**Work instructions:** Transcribe each line of the material as it is, and drop any picture.

[Extracted records]
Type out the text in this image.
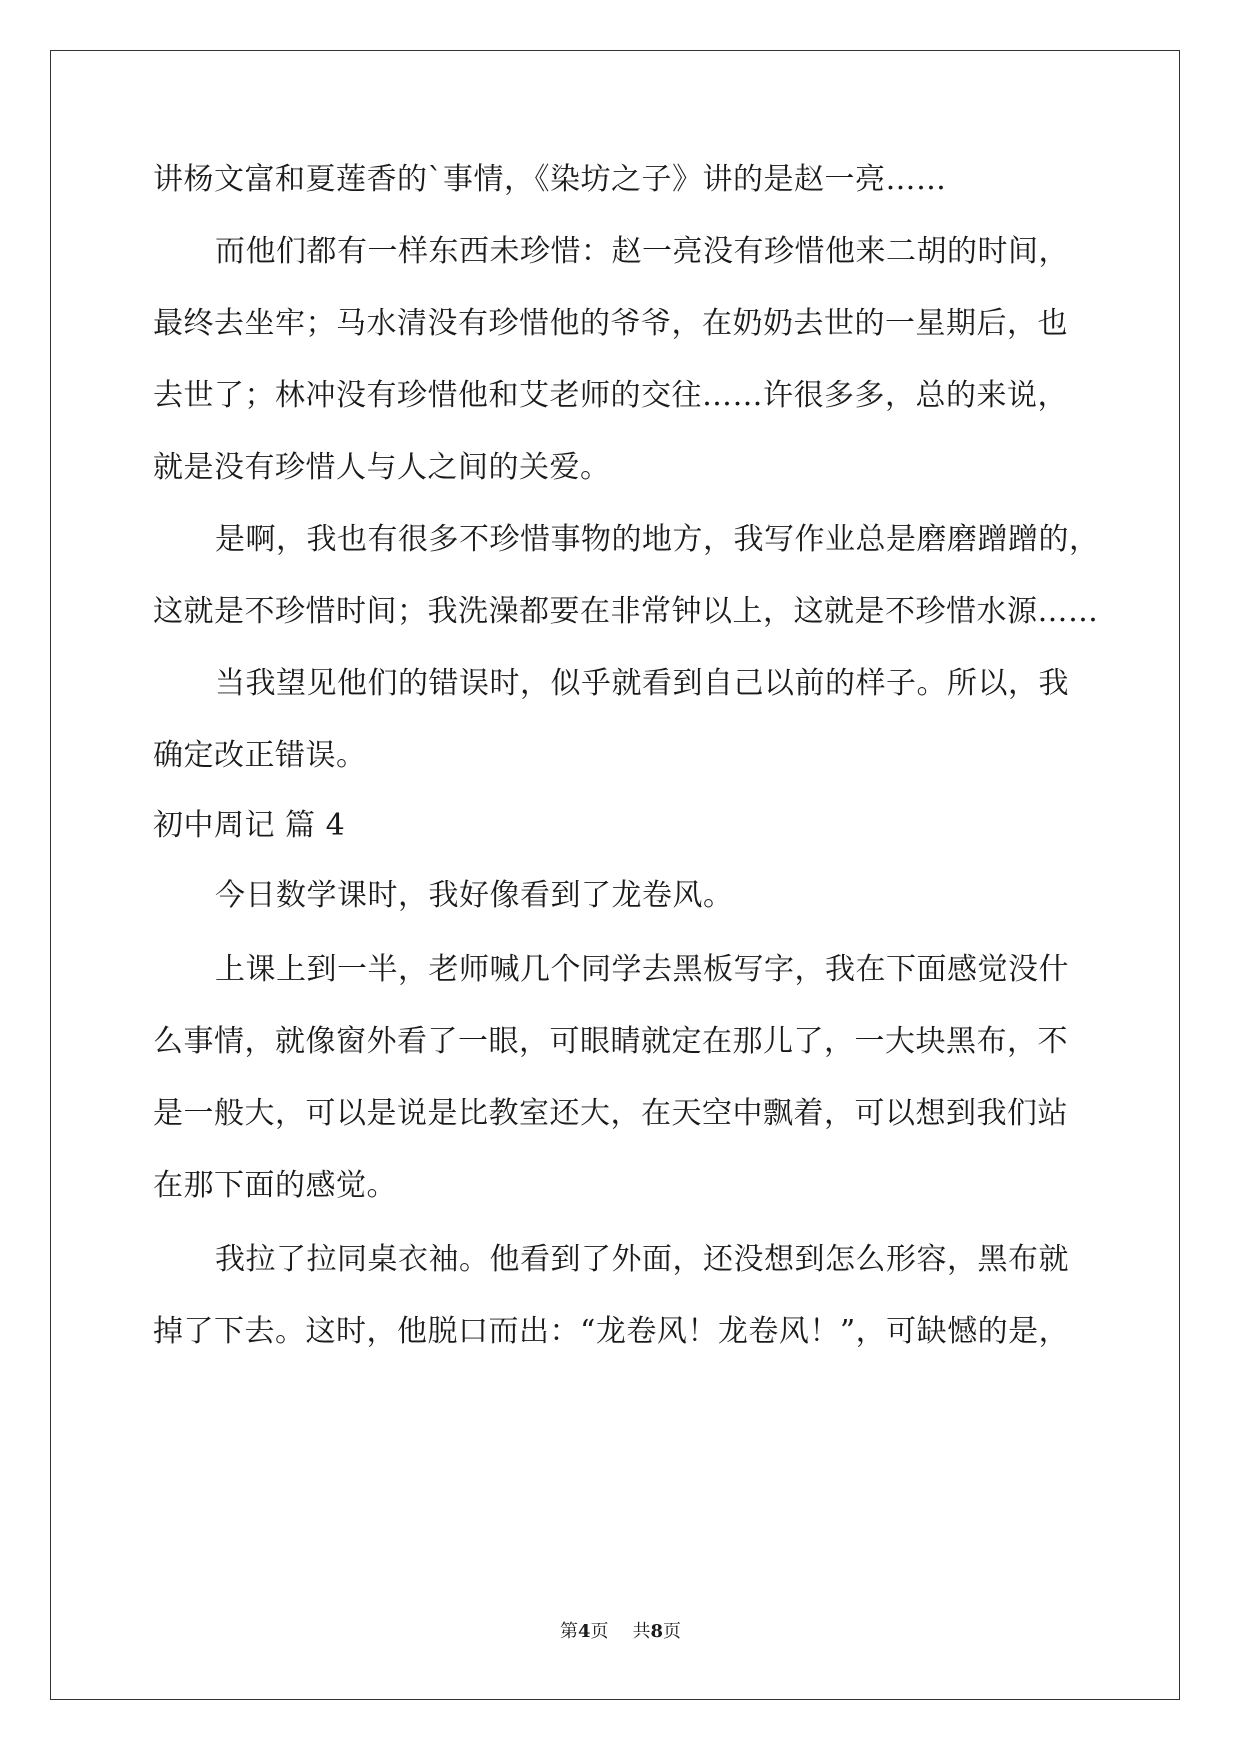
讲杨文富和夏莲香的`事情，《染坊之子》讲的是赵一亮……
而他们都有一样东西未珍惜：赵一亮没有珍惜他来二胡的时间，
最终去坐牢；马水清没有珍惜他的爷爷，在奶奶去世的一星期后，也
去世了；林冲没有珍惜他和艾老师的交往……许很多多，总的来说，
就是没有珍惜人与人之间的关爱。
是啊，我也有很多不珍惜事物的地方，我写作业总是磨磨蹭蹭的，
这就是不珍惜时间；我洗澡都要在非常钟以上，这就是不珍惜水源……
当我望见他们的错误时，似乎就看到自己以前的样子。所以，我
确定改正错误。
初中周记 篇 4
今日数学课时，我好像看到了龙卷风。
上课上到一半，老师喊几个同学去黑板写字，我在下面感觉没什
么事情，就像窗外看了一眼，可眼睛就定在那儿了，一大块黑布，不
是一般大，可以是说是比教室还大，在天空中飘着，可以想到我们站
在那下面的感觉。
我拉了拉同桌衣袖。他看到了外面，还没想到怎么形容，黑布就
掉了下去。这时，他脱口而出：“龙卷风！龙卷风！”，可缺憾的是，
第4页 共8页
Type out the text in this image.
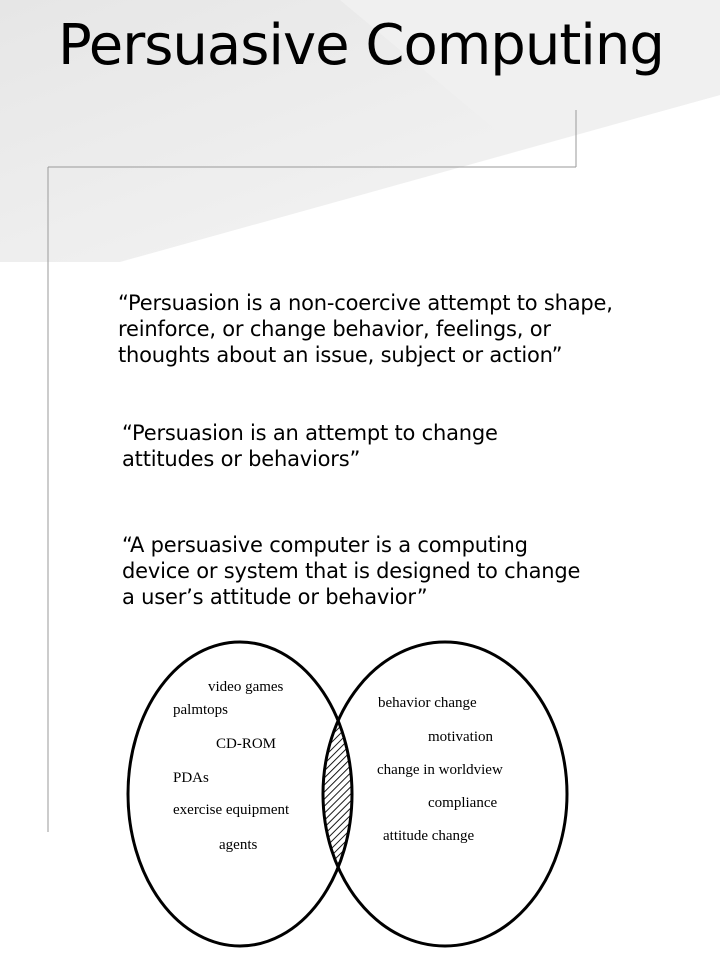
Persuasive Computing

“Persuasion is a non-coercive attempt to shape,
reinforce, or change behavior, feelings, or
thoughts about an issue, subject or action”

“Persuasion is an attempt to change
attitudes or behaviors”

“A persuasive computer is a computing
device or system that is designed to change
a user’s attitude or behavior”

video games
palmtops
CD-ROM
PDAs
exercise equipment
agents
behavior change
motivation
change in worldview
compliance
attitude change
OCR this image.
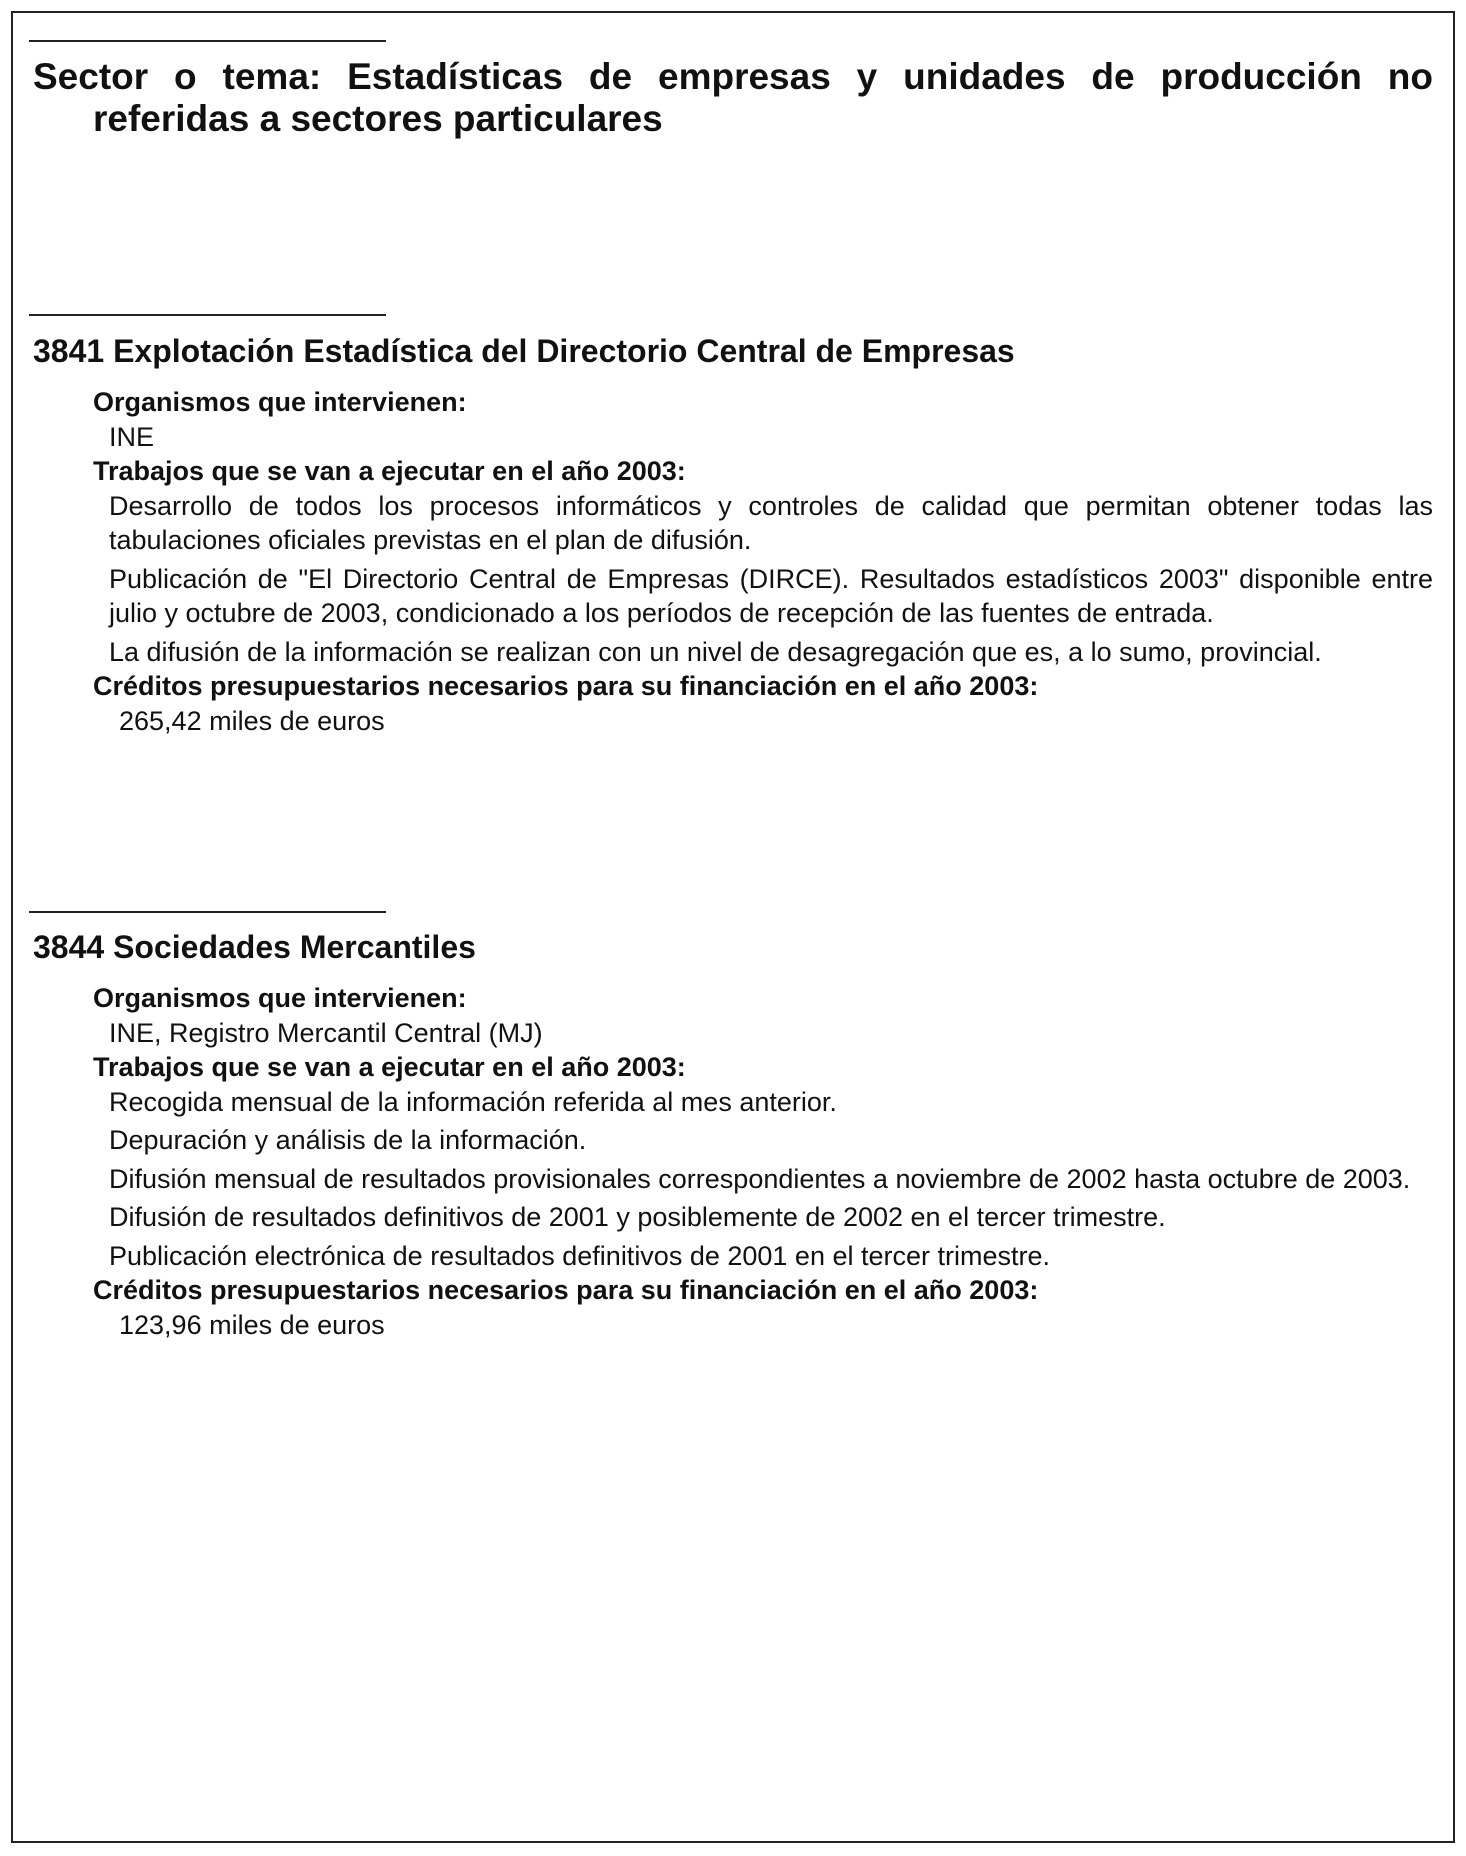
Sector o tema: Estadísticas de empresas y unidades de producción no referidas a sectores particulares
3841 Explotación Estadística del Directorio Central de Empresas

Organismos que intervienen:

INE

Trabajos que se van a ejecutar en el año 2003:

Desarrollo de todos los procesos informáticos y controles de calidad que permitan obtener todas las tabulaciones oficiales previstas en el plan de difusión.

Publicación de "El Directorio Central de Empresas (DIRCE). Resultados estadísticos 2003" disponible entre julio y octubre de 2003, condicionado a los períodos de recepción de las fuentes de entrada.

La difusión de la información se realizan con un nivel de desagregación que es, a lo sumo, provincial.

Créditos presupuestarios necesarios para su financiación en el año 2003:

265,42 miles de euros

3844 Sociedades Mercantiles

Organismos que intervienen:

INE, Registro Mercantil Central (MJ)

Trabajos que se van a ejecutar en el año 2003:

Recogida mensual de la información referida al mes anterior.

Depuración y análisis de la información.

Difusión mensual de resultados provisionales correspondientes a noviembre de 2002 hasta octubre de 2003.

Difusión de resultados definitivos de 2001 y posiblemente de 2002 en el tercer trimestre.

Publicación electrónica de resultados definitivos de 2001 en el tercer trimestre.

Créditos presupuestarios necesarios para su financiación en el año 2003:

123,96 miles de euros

**Exercise answer:**
Type out the text in this image.
讲杨文富和夏莲香的`事情，《染坊之子》讲的是赵一亮……
而他们都有一样东西未珍惜：赵一亮没有珍惜他来二胡的时间，
最终去坐牢；马水清没有珍惜他的爷爷，在奶奶去世的一星期后，也
去世了；林冲没有珍惜他和艾老师的交往……许很多多，总的来说，
就是没有珍惜人与人之间的关爱。
是啊，我也有很多不珍惜事物的地方，我写作业总是磨磨蹭蹭的，
这就是不珍惜时间；我洗澡都要在非常钟以上，这就是不珍惜水源……
当我望见他们的错误时，似乎就看到自己以前的样子。所以，我
确定改正错误。
初中周记 篇 4
今日数学课时，我好像看到了龙卷风。
上课上到一半，老师喊几个同学去黑板写字，我在下面感觉没什
么事情，就像窗外看了一眼，可眼睛就定在那儿了，一大块黑布，不
是一般大，可以是说是比教室还大，在天空中飘着，可以想到我们站
在那下面的感觉。
我拉了拉同桌衣袖。他看到了外面，还没想到怎么形容，黑布就
掉了下去。这时，他脱口而出：“龙卷风！龙卷风！”，可缺憾的是，
第4页 共8页
Type out the text in this image.
Persuasive Computing

“Persuasion is a non-coercive attempt to shape,
reinforce, or change behavior, feelings, or
thoughts about an issue, subject or action”

“Persuasion is an attempt to change
attitudes or behaviors”

“A persuasive computer is a computing
device or system that is designed to change
a user’s attitude or behavior”

video games
palmtops
CD-ROM
PDAs
exercise equipment
agents
behavior change
motivation
change in worldview
compliance
attitude change
OCR this image.
Sector o tema: Estadísticas de empresas y unidades de producción no referidas a sectores particulares
3841 Explotación Estadística del Directorio Central de Empresas

Organismos que intervienen:

INE

Trabajos que se van a ejecutar en el año 2003:

Desarrollo de todos los procesos informáticos y controles de calidad que permitan obtener todas las tabulaciones oficiales previstas en el plan de difusión.

Publicación de "El Directorio Central de Empresas (DIRCE). Resultados estadísticos 2003" disponible entre julio y octubre de 2003, condicionado a los períodos de recepción de las fuentes de entrada.

La difusión de la información se realizan con un nivel de desagregación que es, a lo sumo, provincial.

Créditos presupuestarios necesarios para su financiación en el año 2003:

265,42 miles de euros

3844 Sociedades Mercantiles

Organismos que intervienen:

INE, Registro Mercantil Central (MJ)

Trabajos que se van a ejecutar en el año 2003:

Recogida mensual de la información referida al mes anterior.

Depuración y análisis de la información.

Difusión mensual de resultados provisionales correspondientes a noviembre de 2002 hasta octubre de 2003.

Difusión de resultados definitivos de 2001 y posiblemente de 2002 en el tercer trimestre.

Publicación electrónica de resultados definitivos de 2001 en el tercer trimestre.

Créditos presupuestarios necesarios para su financiación en el año 2003:

123,96 miles de euros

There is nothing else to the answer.